DIRECTIONS FOR THIS TASK ▸ Print exactly the lines from the line with "Give me the" to the last line of the data, please, both included.

##############################

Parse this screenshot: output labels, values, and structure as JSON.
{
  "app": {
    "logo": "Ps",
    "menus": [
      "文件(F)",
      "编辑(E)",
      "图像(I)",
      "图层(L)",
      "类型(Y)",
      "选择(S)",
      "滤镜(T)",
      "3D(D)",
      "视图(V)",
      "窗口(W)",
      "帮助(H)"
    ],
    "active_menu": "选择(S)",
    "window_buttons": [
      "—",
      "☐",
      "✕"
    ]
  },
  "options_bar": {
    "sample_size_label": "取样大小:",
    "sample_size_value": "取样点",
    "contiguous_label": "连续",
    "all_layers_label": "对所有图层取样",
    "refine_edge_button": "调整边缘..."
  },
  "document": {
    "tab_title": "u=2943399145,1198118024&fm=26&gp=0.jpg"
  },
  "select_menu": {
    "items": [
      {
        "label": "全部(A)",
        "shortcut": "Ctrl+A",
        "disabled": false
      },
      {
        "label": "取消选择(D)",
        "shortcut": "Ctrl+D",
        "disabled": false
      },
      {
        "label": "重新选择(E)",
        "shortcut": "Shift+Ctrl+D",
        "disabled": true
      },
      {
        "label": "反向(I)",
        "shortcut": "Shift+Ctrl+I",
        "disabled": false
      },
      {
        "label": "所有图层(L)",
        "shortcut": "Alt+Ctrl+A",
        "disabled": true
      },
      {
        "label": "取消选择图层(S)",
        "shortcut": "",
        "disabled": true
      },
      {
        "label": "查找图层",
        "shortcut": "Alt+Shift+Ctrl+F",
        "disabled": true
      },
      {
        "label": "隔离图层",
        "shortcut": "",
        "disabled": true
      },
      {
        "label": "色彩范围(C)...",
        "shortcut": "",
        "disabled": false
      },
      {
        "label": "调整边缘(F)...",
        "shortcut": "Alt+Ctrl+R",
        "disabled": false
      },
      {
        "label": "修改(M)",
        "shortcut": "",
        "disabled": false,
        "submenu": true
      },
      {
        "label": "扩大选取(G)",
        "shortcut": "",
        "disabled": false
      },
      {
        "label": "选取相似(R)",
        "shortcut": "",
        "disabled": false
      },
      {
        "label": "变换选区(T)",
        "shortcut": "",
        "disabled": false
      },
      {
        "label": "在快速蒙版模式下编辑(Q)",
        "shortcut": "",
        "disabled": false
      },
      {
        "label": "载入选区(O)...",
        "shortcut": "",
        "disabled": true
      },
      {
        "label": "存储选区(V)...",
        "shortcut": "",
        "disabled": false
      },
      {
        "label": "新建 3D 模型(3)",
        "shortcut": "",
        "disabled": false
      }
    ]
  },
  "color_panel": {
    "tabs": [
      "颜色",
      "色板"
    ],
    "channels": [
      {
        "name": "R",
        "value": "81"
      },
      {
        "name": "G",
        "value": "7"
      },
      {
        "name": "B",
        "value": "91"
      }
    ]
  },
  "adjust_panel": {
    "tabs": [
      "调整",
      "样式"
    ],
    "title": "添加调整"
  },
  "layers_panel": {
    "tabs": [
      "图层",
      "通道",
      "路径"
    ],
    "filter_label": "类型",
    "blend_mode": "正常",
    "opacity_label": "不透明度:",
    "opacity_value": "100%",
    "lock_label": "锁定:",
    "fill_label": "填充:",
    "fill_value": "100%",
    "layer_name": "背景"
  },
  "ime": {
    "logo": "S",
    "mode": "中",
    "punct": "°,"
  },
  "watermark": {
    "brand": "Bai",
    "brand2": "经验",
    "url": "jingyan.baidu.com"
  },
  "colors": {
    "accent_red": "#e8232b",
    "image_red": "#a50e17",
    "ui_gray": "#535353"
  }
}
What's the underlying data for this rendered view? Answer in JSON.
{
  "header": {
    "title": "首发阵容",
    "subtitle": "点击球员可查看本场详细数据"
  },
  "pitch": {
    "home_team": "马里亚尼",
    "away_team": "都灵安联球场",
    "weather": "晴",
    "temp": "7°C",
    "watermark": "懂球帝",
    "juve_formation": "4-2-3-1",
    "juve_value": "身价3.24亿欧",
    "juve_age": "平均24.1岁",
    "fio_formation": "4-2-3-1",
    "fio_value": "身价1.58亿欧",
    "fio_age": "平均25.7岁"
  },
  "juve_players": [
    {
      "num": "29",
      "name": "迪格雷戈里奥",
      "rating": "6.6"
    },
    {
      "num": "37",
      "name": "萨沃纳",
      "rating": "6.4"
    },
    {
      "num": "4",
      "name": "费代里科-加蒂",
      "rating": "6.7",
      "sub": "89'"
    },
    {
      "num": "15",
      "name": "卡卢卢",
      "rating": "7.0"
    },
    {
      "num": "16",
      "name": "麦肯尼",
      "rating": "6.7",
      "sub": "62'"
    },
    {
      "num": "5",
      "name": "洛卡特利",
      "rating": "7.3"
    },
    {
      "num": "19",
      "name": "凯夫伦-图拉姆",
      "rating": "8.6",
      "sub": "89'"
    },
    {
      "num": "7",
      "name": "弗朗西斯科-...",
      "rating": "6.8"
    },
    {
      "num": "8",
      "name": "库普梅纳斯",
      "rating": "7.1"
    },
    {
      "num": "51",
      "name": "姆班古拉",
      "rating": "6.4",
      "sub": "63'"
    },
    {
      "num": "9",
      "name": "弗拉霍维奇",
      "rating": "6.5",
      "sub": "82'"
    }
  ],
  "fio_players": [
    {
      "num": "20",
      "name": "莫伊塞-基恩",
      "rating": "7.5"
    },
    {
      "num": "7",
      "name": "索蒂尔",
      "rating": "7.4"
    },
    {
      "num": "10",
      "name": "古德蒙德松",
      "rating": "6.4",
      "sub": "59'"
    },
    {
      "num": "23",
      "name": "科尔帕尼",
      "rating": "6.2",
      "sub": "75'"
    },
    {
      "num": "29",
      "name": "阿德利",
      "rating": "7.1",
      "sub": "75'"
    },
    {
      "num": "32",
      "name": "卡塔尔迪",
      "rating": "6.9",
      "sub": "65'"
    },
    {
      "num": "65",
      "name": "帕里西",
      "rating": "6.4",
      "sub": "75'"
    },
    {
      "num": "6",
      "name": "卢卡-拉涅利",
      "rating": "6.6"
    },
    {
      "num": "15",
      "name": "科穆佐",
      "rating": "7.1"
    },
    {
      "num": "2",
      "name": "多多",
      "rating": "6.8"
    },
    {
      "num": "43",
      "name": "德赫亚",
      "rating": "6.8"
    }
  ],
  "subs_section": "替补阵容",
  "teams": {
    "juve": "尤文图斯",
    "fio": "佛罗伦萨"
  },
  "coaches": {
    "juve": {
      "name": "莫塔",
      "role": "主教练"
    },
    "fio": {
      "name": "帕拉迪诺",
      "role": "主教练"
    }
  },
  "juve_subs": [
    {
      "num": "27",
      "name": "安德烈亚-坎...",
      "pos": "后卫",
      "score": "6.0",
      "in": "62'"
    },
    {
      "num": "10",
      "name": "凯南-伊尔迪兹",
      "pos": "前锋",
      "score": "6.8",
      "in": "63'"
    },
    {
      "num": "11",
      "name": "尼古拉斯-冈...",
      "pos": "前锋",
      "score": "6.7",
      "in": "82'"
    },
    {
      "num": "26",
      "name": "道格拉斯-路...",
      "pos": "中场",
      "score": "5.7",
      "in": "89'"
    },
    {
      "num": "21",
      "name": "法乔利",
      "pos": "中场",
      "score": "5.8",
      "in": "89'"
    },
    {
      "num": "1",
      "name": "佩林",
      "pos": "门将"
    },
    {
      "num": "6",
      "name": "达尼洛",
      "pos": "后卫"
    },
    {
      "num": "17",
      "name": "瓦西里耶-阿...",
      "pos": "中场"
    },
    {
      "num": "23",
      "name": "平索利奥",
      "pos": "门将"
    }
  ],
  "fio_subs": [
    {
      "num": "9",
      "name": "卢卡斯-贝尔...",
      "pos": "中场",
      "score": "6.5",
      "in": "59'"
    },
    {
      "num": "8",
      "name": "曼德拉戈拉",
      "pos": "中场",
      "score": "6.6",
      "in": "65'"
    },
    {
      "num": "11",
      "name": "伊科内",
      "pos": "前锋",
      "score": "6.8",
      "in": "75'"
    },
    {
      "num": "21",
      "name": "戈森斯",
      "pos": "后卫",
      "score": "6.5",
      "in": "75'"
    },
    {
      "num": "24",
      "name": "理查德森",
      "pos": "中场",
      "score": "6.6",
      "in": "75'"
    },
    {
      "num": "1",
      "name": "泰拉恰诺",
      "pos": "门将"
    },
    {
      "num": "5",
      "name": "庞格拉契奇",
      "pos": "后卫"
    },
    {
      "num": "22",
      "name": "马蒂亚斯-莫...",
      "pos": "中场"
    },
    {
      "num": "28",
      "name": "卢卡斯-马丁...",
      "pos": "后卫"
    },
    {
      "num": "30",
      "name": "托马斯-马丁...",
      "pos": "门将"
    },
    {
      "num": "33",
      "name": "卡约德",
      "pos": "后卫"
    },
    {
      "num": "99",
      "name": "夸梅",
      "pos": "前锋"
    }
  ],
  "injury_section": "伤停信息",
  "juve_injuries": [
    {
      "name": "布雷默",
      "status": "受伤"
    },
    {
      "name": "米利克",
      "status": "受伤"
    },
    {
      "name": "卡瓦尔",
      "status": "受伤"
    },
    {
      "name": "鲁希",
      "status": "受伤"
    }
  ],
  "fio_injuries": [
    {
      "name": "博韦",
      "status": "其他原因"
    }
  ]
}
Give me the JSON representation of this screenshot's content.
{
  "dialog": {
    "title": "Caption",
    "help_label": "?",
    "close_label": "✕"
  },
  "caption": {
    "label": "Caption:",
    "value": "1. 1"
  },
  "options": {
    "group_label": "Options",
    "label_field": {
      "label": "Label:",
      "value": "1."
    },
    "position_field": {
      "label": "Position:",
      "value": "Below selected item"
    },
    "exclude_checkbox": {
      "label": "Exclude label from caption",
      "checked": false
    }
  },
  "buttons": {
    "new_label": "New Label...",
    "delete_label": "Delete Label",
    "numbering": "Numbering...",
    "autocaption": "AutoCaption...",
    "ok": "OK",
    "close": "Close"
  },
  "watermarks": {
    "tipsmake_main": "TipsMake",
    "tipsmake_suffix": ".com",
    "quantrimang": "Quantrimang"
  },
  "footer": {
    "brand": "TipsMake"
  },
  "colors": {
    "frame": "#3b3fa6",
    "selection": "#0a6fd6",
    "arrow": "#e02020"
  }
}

##############################

FINISHED TASK ▸
Give me the JSON representation of this screenshot's content.
{
  "dialog": {
    "title": "Caption",
    "help_label": "?",
    "close_label": "✕"
  },
  "caption": {
    "label": "Caption:",
    "value": "1. 1"
  },
  "options": {
    "group_label": "Options",
    "label_field": {
      "label": "Label:",
      "value": "1."
    },
    "position_field": {
      "label": "Position:",
      "value": "Below selected item"
    },
    "exclude_checkbox": {
      "label": "Exclude label from caption",
      "checked": false
    }
  },
  "buttons": {
    "new_label": "New Label...",
    "delete_label": "Delete Label",
    "numbering": "Numbering...",
    "autocaption": "AutoCaption...",
    "ok": "OK",
    "close": "Close"
  },
  "watermarks": {
    "tipsmake_main": "TipsMake",
    "tipsmake_suffix": ".com",
    "quantrimang": "Quantrimang"
  },
  "footer": {
    "brand": "TipsMake"
  },
  "colors": {
    "frame": "#3b3fa6",
    "selection": "#0a6fd6",
    "arrow": "#e02020"
  }
}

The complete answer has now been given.